Using the data below, tally the lines that include the string "mind". Only the number is wanted.

-------- Source records --------

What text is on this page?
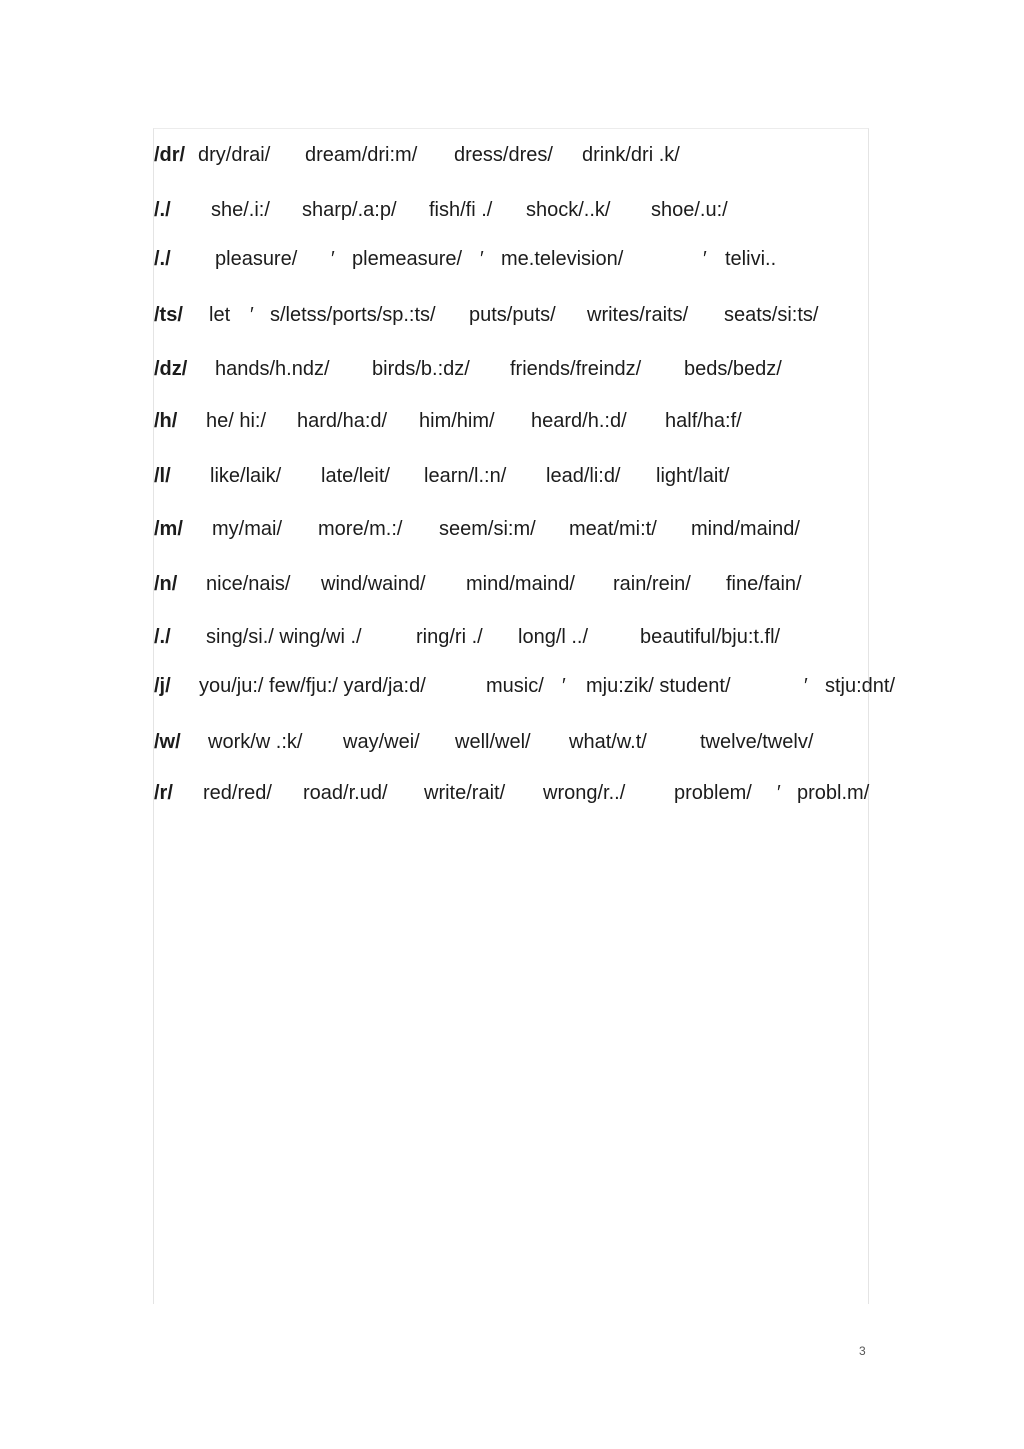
/dr/ dry/drai/ dream/dri:m/ dress/dres/ drink/dri .k/
/./ she/.i:/ sharp/.a:p/ fish/fi ./ shock/..k/ shoe/.u:/
/./ pleasure/ ′ plemeasure/ ′ me.television/	′ telivi..
/ts/ let ′ s/letss/ports/sp.:ts/ puts/puts/ writes/raits/ seats/si:ts/
/dz/ hands/h.ndz/ birds/b.:dz/ friends/freindz/ beds/bedz/
/h/ he/ hi:/ hard/ha:d/ him/him/ heard/h.:d/ half/ha:f/
/l/ like/laik/ late/leit/ learn/l.:n/ lead/li:d/ light/lait/
/m/ my/mai/ more/m.:/ seem/si:m/ meat/mi:t/ mind/maind/
/n/ nice/nais/ wind/waind/ mind/maind/ rain/rein/ fine/fain/
/./ sing/si./ wing/wi ./	ring/ri ./ long/l ../	beautiful/bju:t.fl/
/j/ you/ju:/ few/fju:/ yard/ja:d/	music/ ′ mju:zik/ student/	′ stju:dnt/
/w/ work/w .:k/ way/wei/ well/wel/ what/w.t/	twelve/twelv/
/r/ red/red/ road/r.ud/ write/rait/ wrong/r../ problem/ ′ probl.m/
3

--------

→ Result of the exercise: 2